Directive
Extract every line of the material that holds the string "تحريم".

Task input
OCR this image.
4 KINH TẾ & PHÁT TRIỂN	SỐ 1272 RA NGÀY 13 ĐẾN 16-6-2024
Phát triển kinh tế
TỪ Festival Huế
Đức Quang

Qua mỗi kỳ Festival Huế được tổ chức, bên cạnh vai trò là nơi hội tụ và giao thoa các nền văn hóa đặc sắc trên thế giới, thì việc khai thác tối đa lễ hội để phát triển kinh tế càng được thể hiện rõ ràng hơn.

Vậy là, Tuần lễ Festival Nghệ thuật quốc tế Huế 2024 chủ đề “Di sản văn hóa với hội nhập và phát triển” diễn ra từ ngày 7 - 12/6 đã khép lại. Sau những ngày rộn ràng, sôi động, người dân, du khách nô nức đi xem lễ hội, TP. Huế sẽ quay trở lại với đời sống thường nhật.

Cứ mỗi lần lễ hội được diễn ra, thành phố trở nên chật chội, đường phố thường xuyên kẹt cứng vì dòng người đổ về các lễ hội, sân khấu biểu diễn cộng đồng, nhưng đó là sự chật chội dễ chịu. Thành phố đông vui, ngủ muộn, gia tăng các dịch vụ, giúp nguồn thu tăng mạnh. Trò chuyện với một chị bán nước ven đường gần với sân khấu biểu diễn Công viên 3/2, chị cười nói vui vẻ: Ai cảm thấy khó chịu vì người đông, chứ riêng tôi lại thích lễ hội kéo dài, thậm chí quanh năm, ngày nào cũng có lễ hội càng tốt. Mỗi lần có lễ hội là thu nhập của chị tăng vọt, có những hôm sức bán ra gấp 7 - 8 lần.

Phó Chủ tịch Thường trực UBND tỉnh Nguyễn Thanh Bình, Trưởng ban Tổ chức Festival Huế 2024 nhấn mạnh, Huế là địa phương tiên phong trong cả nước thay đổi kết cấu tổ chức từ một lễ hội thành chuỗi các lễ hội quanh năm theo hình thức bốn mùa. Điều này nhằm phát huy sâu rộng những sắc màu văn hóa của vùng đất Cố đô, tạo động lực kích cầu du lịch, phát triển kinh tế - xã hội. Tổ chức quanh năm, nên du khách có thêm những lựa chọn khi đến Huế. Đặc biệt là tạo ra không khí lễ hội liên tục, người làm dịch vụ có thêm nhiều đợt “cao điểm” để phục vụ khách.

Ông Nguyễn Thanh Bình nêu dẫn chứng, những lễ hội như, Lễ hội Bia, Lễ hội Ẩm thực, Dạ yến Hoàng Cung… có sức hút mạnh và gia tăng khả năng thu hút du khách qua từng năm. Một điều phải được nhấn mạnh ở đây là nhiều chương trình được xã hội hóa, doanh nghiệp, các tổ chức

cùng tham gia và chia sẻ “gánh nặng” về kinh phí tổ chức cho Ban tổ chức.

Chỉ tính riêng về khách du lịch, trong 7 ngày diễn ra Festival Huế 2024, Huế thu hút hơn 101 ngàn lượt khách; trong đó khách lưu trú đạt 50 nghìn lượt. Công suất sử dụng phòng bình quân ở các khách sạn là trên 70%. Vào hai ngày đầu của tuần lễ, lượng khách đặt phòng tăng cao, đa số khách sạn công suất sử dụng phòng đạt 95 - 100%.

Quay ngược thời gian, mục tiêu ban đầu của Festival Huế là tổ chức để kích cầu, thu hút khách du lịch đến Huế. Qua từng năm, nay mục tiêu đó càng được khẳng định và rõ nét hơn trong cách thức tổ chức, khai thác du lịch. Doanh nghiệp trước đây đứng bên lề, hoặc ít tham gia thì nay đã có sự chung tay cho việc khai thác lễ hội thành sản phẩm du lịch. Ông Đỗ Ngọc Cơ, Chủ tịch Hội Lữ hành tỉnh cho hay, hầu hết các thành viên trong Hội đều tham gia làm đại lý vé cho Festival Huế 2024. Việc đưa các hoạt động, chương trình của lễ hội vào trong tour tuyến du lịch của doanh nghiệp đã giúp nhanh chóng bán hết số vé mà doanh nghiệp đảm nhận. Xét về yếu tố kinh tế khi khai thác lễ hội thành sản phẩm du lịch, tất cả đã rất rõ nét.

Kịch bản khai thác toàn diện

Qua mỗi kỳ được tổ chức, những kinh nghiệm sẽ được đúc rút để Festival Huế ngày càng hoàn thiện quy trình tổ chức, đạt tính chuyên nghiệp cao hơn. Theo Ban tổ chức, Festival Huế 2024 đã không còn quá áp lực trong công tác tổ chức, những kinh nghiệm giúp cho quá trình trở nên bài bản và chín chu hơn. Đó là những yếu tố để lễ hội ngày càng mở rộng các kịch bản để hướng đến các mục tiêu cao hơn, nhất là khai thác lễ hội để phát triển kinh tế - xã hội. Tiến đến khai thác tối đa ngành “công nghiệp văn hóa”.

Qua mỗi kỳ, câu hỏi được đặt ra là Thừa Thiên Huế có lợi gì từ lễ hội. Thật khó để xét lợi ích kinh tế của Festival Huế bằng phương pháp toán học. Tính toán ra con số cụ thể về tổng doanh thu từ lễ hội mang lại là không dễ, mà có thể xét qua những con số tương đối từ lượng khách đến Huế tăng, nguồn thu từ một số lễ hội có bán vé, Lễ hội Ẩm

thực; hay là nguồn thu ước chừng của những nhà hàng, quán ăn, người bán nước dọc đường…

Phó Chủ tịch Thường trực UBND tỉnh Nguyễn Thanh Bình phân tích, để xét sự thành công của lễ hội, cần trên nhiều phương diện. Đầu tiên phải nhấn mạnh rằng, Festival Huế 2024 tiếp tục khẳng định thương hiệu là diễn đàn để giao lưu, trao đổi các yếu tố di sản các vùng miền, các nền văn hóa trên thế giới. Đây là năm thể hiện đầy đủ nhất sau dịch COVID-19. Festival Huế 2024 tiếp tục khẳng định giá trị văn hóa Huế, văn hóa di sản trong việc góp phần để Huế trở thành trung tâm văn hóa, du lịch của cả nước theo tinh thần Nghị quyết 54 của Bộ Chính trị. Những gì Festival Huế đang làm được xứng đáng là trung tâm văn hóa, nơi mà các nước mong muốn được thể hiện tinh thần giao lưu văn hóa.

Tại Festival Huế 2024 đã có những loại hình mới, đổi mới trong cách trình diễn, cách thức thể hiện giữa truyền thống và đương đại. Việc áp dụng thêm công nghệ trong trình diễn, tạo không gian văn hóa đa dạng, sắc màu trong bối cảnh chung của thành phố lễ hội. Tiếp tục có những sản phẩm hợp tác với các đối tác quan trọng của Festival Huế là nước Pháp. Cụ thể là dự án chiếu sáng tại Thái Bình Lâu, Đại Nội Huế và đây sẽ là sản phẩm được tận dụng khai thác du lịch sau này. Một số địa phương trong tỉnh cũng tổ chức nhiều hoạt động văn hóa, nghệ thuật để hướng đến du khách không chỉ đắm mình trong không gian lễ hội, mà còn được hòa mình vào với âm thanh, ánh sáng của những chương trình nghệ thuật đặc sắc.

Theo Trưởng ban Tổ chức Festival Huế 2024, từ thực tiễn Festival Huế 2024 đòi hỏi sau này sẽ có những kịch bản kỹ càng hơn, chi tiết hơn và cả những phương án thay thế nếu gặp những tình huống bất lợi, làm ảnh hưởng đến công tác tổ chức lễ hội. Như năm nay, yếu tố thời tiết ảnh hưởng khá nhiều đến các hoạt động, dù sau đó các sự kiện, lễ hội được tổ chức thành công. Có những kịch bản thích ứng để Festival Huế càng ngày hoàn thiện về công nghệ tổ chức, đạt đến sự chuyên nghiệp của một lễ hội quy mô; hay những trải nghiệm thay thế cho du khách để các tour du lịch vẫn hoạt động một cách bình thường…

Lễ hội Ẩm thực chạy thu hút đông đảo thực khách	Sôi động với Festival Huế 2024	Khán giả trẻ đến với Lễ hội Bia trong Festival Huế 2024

--

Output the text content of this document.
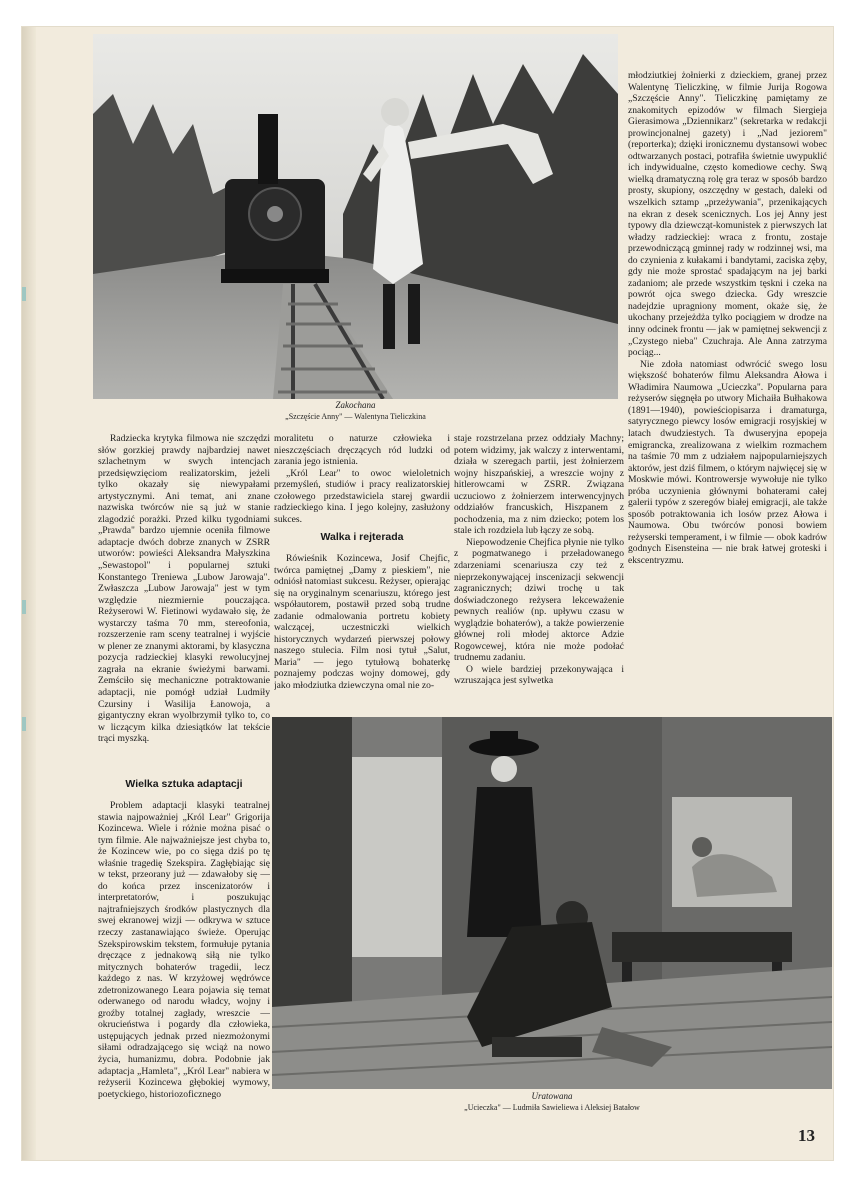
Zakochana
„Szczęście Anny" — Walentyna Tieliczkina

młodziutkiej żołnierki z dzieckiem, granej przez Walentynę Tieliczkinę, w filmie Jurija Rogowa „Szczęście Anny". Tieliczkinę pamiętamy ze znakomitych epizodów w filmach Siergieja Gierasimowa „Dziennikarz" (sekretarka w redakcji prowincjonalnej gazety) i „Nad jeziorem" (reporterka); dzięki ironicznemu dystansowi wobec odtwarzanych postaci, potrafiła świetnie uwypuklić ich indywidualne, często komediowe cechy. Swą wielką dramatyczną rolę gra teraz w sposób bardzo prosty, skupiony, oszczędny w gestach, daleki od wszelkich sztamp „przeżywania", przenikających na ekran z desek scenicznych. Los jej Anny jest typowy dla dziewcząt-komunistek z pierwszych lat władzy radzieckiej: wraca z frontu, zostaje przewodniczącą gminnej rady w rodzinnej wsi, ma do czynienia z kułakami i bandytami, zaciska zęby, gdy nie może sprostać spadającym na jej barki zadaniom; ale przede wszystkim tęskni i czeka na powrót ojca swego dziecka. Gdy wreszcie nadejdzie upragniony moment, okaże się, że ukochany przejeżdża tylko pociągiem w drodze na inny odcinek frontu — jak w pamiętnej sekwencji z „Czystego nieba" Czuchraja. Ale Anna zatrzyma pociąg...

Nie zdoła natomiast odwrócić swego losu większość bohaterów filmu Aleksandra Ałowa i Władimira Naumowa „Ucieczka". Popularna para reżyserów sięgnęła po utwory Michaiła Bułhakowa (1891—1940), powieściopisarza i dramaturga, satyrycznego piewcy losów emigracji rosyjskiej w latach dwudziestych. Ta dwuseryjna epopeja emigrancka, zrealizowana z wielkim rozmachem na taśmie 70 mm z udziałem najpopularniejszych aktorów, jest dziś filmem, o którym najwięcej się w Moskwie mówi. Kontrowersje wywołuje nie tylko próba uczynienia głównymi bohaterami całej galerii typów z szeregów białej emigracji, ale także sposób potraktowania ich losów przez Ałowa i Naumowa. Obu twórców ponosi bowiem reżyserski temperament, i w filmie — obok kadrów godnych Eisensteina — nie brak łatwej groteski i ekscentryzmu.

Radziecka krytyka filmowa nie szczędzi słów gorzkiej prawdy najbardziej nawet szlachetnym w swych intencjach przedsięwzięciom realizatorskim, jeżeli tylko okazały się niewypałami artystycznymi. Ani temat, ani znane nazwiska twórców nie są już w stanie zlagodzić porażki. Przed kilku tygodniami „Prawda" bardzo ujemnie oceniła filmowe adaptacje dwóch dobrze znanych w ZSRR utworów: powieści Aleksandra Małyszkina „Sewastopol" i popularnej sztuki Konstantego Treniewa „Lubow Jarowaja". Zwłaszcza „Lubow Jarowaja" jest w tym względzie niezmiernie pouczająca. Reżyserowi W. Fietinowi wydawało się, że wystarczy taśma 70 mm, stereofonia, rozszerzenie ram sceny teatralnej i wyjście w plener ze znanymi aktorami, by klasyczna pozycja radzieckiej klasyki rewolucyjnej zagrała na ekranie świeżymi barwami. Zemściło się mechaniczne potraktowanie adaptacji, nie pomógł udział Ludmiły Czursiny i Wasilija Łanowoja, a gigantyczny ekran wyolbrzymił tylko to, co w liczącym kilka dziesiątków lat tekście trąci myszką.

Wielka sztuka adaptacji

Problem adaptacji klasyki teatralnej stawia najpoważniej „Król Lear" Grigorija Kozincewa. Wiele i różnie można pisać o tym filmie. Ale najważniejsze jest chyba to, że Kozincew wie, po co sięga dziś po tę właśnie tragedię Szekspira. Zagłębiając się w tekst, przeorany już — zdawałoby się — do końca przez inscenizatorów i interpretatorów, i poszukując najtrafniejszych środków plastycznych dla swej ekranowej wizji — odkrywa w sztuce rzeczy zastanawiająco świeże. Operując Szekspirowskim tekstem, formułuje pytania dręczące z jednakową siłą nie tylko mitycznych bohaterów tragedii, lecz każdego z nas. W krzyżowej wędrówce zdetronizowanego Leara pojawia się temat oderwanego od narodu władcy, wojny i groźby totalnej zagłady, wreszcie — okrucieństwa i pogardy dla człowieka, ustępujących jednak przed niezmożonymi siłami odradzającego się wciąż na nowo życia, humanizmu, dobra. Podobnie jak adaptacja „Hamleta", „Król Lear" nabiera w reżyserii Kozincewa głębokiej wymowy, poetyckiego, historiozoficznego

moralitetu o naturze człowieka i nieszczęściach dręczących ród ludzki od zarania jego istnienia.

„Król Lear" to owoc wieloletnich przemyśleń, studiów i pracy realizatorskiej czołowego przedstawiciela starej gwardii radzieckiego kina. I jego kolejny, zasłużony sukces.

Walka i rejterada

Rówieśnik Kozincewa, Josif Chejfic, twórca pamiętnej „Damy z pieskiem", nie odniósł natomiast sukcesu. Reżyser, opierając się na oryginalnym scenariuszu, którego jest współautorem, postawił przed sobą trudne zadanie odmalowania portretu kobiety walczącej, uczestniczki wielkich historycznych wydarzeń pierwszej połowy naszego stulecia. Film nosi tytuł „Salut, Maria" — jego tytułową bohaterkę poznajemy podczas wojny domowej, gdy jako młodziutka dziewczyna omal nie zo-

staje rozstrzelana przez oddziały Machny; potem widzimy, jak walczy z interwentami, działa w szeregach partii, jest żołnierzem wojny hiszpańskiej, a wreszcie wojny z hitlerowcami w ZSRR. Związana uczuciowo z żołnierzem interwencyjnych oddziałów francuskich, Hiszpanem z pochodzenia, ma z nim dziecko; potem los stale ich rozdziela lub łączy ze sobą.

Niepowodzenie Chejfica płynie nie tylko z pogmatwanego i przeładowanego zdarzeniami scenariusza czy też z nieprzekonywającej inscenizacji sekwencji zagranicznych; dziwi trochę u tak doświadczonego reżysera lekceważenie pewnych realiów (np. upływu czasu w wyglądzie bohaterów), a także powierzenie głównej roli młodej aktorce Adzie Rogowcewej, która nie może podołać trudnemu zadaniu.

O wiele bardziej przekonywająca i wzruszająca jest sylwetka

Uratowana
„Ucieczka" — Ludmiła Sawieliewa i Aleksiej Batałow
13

* * *

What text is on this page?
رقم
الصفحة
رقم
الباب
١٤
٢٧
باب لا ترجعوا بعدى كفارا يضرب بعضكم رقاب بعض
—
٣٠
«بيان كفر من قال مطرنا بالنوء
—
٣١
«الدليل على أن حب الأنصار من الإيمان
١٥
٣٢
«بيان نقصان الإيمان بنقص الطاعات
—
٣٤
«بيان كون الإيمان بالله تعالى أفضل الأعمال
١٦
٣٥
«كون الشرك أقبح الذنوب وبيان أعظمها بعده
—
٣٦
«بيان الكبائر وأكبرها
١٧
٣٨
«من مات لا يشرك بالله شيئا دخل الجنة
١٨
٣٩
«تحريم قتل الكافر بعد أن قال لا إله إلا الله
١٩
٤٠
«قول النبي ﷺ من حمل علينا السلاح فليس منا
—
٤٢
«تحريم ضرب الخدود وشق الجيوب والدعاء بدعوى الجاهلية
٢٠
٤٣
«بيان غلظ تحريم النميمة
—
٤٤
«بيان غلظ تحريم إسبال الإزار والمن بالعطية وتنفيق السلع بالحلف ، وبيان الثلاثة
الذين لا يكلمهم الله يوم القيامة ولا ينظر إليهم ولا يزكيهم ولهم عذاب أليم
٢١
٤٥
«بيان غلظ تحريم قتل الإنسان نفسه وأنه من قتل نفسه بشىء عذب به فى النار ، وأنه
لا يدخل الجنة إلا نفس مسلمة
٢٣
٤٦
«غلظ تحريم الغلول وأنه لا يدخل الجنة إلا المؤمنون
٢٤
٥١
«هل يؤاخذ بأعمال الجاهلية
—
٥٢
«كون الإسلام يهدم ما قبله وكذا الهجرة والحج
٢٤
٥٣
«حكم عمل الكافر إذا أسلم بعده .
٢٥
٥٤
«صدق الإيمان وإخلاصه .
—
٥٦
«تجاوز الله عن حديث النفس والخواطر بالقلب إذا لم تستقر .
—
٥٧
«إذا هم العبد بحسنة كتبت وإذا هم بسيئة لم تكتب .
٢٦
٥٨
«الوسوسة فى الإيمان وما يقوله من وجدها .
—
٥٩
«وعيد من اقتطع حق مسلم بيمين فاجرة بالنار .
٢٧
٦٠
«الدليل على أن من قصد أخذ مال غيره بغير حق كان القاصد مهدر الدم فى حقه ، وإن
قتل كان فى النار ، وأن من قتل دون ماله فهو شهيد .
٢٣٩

Solution
«تحريم قتل الكافر بعد أن قال لا إله إلا الله
«تحريم ضرب الخدود وشق الجيوب والدعاء بدعوى الجاهلية
«بيان غلظ تحريم النميمة
«بيان غلظ تحريم إسبال الإزار والمن بالعطية وتنفيق السلع بالحلف ، وبيان الثلاثة
«بيان غلظ تحريم قتل الإنسان نفسه وأنه من قتل نفسه بشىء عذب به فى النار ، وأنه
«غلظ تحريم الغلول وأنه لا يدخل الجنة إلا المؤمنون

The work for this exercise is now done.